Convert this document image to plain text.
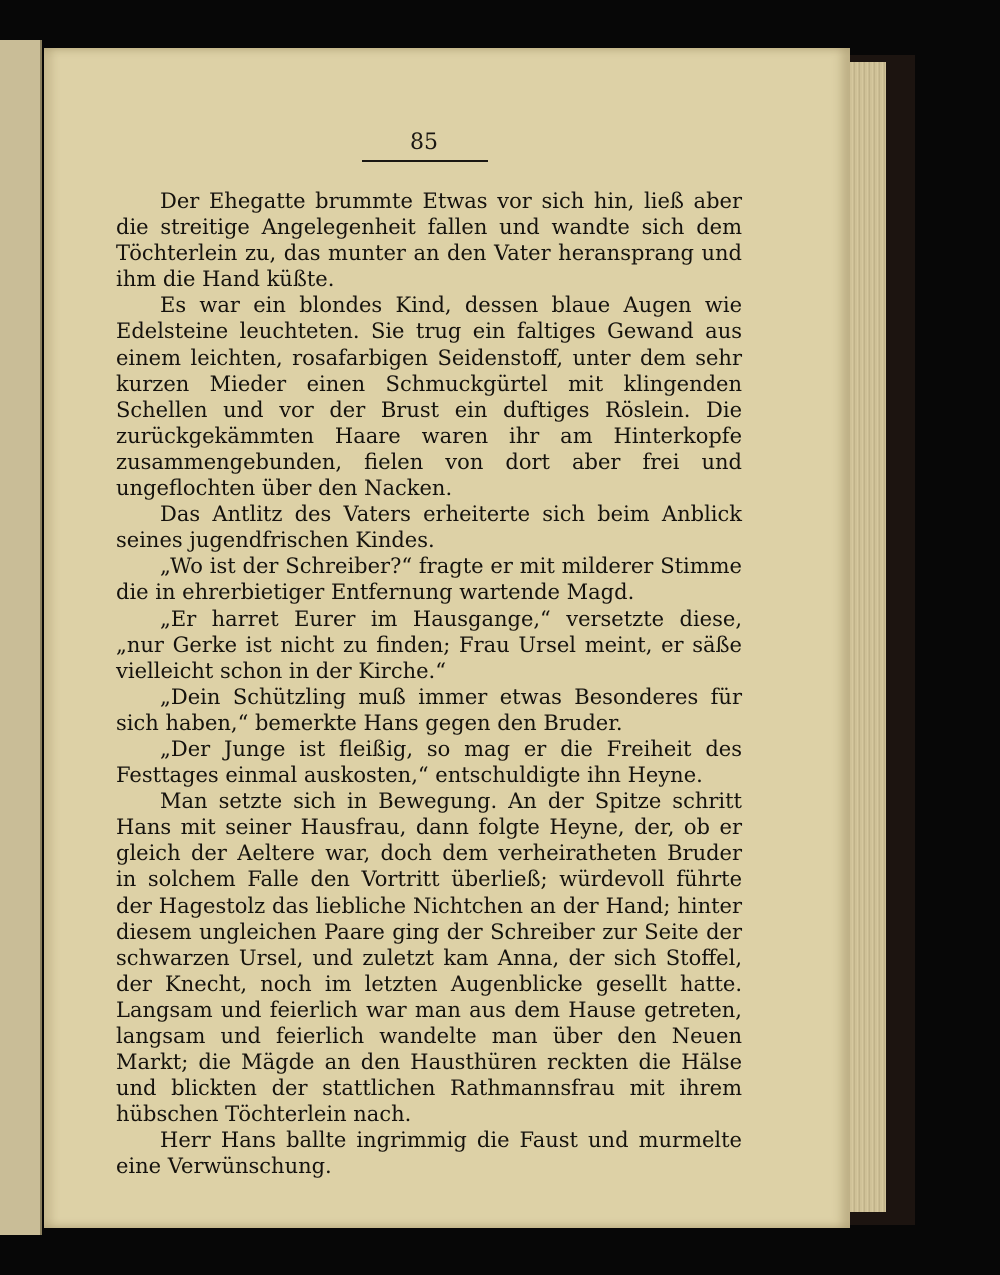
85

Der Ehegatte brummte Etwas vor sich hin, ließ aber die streitige Angelegenheit fallen und wandte sich dem Töchterlein zu, das munter an den Vater heransprang und ihm die Hand küßte.

Es war ein blondes Kind, dessen blaue Augen wie Edelsteine leuchteten. Sie trug ein faltiges Gewand aus einem leichten, rosafarbigen Seidenstoff, unter dem sehr kurzen Mieder einen Schmuckgürtel mit klingenden Schellen und vor der Brust ein duftiges Röslein. Die zurückgekämmten Haare waren ihr am Hinterkopfe zusammengebunden, fielen von dort aber frei und ungeflochten über den Nacken.

Das Antlitz des Vaters erheiterte sich beim Anblick seines jugendfrischen Kindes.

„Wo ist der Schreiber?“ fragte er mit milderer Stimme die in ehrerbietiger Entfernung wartende Magd.

„Er harret Eurer im Hausgange,“ versetzte diese, „nur Gerke ist nicht zu finden; Frau Ursel meint, er säße vielleicht schon in der Kirche.“

„Dein Schützling muß immer etwas Besonderes für sich haben,“ bemerkte Hans gegen den Bruder.

„Der Junge ist fleißig, so mag er die Freiheit des Festtages einmal auskosten,“ entschuldigte ihn Heyne.

Man setzte sich in Bewegung. An der Spitze schritt Hans mit seiner Hausfrau, dann folgte Heyne, der, ob er gleich der Aeltere war, doch dem verheiratheten Bruder in solchem Falle den Vortritt überließ; würdevoll führte der Hagestolz das liebliche Nichtchen an der Hand; hinter diesem ungleichen Paare ging der Schreiber zur Seite der schwarzen Ursel, und zuletzt kam Anna, der sich Stoffel, der Knecht, noch im letzten Augenblicke gesellt hatte. Langsam und feierlich war man aus dem Hause getreten, langsam und feierlich wandelte man über den Neuen Markt; die Mägde an den Hausthüren reckten die Hälse und blickten der stattlichen Rathmannsfrau mit ihrem hübschen Töchterlein nach.

Herr Hans ballte ingrimmig die Faust und murmelte eine Verwünschung.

——

Goal:
Copy the listing word for word, excluding its pictures.

Result of the task:
Convert this document image to plain text.
85

Der Ehegatte brummte Etwas vor sich hin, ließ aber die streitige Angelegenheit fallen und wandte sich dem Töchterlein zu, das munter an den Vater heransprang und ihm die Hand küßte.

Es war ein blondes Kind, dessen blaue Augen wie Edelsteine leuchteten. Sie trug ein faltiges Gewand aus einem leichten, rosafarbigen Seidenstoff, unter dem sehr kurzen Mieder einen Schmuckgürtel mit klingenden Schellen und vor der Brust ein duftiges Röslein. Die zurückgekämmten Haare waren ihr am Hinterkopfe zusammengebunden, fielen von dort aber frei und ungeflochten über den Nacken.

Das Antlitz des Vaters erheiterte sich beim Anblick seines jugendfrischen Kindes.

„Wo ist der Schreiber?“ fragte er mit milderer Stimme die in ehrerbietiger Entfernung wartende Magd.

„Er harret Eurer im Hausgange,“ versetzte diese, „nur Gerke ist nicht zu finden; Frau Ursel meint, er säße vielleicht schon in der Kirche.“

„Dein Schützling muß immer etwas Besonderes für sich haben,“ bemerkte Hans gegen den Bruder.

„Der Junge ist fleißig, so mag er die Freiheit des Festtages einmal auskosten,“ entschuldigte ihn Heyne.

Man setzte sich in Bewegung. An der Spitze schritt Hans mit seiner Hausfrau, dann folgte Heyne, der, ob er gleich der Aeltere war, doch dem verheiratheten Bruder in solchem Falle den Vortritt überließ; würdevoll führte der Hagestolz das liebliche Nichtchen an der Hand; hinter diesem ungleichen Paare ging der Schreiber zur Seite der schwarzen Ursel, und zuletzt kam Anna, der sich Stoffel, der Knecht, noch im letzten Augenblicke gesellt hatte. Langsam und feierlich war man aus dem Hause getreten, langsam und feierlich wandelte man über den Neuen Markt; die Mägde an den Hausthüren reckten die Hälse und blickten der stattlichen Rathmannsfrau mit ihrem hübschen Töchterlein nach.

Herr Hans ballte ingrimmig die Faust und murmelte eine Verwünschung.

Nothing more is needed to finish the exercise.